**SUPPLIED INFORMATION:**
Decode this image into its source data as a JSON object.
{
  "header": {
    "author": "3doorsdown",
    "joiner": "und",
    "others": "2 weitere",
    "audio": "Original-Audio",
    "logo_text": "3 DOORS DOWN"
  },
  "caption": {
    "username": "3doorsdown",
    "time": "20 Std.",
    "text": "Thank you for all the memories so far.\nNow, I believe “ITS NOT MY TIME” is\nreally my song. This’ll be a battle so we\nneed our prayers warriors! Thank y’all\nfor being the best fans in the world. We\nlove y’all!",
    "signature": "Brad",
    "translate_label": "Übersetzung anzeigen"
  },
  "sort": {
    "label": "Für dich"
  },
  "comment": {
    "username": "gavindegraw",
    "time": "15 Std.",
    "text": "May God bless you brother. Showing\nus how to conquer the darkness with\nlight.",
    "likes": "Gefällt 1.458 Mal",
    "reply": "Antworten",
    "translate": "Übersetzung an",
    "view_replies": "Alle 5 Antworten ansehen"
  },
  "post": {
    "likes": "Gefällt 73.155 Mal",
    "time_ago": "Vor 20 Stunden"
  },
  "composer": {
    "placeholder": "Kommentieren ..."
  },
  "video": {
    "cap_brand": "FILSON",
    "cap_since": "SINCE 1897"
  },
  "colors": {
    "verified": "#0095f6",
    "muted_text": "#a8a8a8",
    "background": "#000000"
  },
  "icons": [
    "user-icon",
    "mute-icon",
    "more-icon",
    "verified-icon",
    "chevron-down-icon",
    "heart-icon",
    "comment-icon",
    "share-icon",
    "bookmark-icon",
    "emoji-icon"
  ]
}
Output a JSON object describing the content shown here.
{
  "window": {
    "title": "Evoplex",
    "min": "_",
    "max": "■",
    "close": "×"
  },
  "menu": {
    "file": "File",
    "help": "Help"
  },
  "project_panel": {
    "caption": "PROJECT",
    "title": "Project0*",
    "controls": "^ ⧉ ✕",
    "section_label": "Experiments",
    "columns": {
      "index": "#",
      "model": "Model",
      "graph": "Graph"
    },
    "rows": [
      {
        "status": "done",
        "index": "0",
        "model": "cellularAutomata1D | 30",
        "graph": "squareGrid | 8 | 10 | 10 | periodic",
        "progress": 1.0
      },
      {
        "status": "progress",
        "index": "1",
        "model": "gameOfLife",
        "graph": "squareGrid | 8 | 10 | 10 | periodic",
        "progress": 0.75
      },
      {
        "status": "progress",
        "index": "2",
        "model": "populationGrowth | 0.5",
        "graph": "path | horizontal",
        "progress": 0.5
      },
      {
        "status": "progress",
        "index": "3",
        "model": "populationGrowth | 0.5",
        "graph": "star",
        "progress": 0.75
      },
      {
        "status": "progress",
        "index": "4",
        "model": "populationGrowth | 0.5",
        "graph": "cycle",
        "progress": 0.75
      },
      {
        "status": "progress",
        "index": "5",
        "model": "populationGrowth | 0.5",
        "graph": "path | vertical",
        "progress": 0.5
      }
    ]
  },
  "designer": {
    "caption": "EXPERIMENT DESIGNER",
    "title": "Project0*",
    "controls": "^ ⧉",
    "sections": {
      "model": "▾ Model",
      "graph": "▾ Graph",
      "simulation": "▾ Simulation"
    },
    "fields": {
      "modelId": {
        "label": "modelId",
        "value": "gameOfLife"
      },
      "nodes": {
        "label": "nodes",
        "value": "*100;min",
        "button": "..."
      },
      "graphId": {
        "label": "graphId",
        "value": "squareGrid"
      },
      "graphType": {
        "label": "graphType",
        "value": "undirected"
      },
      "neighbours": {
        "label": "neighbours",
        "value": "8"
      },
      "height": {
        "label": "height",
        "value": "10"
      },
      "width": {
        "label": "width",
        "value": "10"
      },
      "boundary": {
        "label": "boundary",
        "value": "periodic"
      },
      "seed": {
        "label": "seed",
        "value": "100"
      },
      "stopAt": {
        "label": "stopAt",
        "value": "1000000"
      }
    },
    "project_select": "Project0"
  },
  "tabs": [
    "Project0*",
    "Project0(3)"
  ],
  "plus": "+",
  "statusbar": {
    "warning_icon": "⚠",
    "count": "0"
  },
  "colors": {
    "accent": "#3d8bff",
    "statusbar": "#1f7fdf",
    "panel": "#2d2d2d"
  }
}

**WRITTEN REQUEST:** Gather from the entries above all lines that include the string "object".

**RESPONSE:**
Decode this image into its source data as a JSON object.
Output a JSON object describing the content shown here.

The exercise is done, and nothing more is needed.